## begin Provided records

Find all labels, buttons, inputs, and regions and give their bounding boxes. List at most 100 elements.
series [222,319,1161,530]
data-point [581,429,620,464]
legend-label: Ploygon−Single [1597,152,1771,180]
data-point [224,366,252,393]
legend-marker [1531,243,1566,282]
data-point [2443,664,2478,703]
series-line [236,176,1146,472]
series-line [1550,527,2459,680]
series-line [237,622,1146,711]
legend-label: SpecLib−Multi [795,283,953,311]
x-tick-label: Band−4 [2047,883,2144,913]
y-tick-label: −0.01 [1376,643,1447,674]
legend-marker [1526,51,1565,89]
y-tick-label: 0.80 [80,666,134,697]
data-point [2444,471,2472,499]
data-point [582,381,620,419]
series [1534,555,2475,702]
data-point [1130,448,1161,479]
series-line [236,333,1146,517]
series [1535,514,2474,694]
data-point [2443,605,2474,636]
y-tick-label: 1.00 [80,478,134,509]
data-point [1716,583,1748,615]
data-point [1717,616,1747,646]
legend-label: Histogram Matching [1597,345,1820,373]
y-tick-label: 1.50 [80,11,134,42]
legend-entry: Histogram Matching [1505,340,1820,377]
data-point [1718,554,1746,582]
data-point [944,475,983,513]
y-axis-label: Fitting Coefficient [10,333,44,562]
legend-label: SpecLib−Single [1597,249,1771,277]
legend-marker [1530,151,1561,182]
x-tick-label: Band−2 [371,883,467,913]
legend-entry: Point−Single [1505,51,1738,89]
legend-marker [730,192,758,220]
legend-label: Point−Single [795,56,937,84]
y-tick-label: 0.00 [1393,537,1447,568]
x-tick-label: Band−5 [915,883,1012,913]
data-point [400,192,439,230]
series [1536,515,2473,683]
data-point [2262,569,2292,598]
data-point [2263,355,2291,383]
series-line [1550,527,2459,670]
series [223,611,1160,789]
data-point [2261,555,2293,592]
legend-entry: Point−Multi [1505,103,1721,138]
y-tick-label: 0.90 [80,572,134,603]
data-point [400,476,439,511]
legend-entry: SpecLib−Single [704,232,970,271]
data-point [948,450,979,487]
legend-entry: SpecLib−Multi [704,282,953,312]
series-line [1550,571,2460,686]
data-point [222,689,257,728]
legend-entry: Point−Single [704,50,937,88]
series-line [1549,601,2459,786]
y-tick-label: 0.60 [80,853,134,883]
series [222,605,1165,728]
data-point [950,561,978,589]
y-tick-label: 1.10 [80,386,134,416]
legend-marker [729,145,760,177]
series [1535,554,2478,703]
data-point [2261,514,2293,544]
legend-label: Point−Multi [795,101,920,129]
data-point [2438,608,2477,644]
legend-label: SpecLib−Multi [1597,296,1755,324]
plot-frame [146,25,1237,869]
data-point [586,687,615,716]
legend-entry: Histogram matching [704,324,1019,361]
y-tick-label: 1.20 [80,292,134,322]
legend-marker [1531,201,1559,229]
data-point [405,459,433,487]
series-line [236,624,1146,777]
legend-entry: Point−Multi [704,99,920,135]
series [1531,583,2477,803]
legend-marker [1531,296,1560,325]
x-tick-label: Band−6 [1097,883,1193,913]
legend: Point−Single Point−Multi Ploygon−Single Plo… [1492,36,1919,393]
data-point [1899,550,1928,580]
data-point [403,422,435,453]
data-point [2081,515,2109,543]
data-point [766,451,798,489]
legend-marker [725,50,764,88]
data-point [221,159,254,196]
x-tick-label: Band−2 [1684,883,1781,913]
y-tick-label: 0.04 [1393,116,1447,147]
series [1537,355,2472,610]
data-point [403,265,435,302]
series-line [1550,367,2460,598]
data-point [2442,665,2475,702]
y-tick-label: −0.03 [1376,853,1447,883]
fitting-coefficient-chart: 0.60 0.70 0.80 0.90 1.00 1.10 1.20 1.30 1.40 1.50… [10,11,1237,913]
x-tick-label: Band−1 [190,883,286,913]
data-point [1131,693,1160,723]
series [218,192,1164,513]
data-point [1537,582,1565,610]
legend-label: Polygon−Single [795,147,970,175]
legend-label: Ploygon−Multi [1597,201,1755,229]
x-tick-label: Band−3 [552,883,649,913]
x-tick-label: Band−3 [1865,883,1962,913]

## end Provided records

Copy the material word for word from its first line through the line containing "y-tick-label: 0.60 [80,853,134,883]", including that line.

- _Worked solution_:
Find all labels, buttons, inputs, and regions and give their bounding boxes. List at most 100 elements.
series [222,319,1161,530]
data-point [581,429,620,464]
legend-label: Ploygon−Single [1597,152,1771,180]
data-point [224,366,252,393]
legend-marker [1531,243,1566,282]
data-point [2443,664,2478,703]
series-line [236,176,1146,472]
series-line [1550,527,2459,680]
series-line [237,622,1146,711]
legend-label: SpecLib−Multi [795,283,953,311]
x-tick-label: Band−4 [2047,883,2144,913]
y-tick-label: −0.01 [1376,643,1447,674]
legend-marker [1526,51,1565,89]
y-tick-label: 0.80 [80,666,134,697]
data-point [2444,471,2472,499]
data-point [582,381,620,419]
series [1534,555,2475,702]
data-point [1130,448,1161,479]
series-line [236,333,1146,517]
series [1535,514,2474,694]
data-point [2443,605,2474,636]
y-tick-label: 1.00 [80,478,134,509]
data-point [1716,583,1748,615]
data-point [1717,616,1747,646]
legend-label: Histogram Matching [1597,345,1820,373]
y-tick-label: 1.50 [80,11,134,42]
legend-entry: Histogram Matching [1505,340,1820,377]
data-point [1718,554,1746,582]
data-point [944,475,983,513]
y-axis-label: Fitting Coefficient [10,333,44,562]
legend-label: SpecLib−Single [1597,249,1771,277]
legend-marker [1530,151,1561,182]
x-tick-label: Band−2 [371,883,467,913]
legend-entry: Point−Single [1505,51,1738,89]
legend-marker [730,192,758,220]
legend-label: Point−Single [795,56,937,84]
y-tick-label: 0.00 [1393,537,1447,568]
x-tick-label: Band−5 [915,883,1012,913]
data-point [400,192,439,230]
series [1536,515,2473,683]
data-point [2262,569,2292,598]
data-point [2263,355,2291,383]
series-line [1550,527,2459,670]
series [223,611,1160,789]
data-point [2261,555,2293,592]
legend-entry: Point−Multi [1505,103,1721,138]
y-tick-label: 0.90 [80,572,134,603]
data-point [400,476,439,511]
legend-entry: SpecLib−Single [704,232,970,271]
data-point [948,450,979,487]
legend-entry: SpecLib−Multi [704,282,953,312]
series-line [1550,571,2460,686]
data-point [222,689,257,728]
legend-entry: Point−Single [704,50,937,88]
series-line [1549,601,2459,786]
y-tick-label: 0.60 [80,853,134,883]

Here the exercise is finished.